● **Input data**
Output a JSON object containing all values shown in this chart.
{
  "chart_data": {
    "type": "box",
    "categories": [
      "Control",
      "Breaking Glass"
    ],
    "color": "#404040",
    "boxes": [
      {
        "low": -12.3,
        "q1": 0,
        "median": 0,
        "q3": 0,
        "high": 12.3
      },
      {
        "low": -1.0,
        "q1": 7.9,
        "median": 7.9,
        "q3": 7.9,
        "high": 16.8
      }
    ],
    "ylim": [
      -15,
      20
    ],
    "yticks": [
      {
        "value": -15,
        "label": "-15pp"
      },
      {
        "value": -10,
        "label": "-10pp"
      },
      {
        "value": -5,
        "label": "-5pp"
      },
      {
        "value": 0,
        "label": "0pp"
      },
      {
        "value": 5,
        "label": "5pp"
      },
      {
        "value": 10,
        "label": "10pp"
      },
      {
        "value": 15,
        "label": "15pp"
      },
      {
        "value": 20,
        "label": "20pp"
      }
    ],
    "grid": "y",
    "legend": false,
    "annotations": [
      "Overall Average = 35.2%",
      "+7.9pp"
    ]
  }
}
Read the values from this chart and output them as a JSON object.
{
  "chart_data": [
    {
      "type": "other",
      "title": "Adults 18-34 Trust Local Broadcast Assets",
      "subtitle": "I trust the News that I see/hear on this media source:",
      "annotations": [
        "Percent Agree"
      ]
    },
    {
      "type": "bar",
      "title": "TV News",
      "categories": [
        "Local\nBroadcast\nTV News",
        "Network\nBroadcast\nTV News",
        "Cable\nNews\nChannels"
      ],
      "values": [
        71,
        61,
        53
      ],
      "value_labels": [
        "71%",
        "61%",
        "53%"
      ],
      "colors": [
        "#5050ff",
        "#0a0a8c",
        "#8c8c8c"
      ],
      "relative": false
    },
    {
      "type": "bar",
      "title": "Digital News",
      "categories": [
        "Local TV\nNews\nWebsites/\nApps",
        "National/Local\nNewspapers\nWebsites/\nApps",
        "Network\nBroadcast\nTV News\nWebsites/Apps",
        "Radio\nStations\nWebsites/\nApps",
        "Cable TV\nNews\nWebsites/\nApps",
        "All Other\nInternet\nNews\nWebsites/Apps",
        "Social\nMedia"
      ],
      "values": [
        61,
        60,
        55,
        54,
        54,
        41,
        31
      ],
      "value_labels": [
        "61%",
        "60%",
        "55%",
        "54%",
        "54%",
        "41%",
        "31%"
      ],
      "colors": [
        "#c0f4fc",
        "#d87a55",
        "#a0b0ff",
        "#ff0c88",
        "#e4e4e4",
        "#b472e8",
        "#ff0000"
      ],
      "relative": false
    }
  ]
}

● **Your instructions**
List each line in the listing that contains the string "type".

● **Solution to the exercise**
    "type": "box",
      "type": "other",
      "type": "bar",
      "type": "bar",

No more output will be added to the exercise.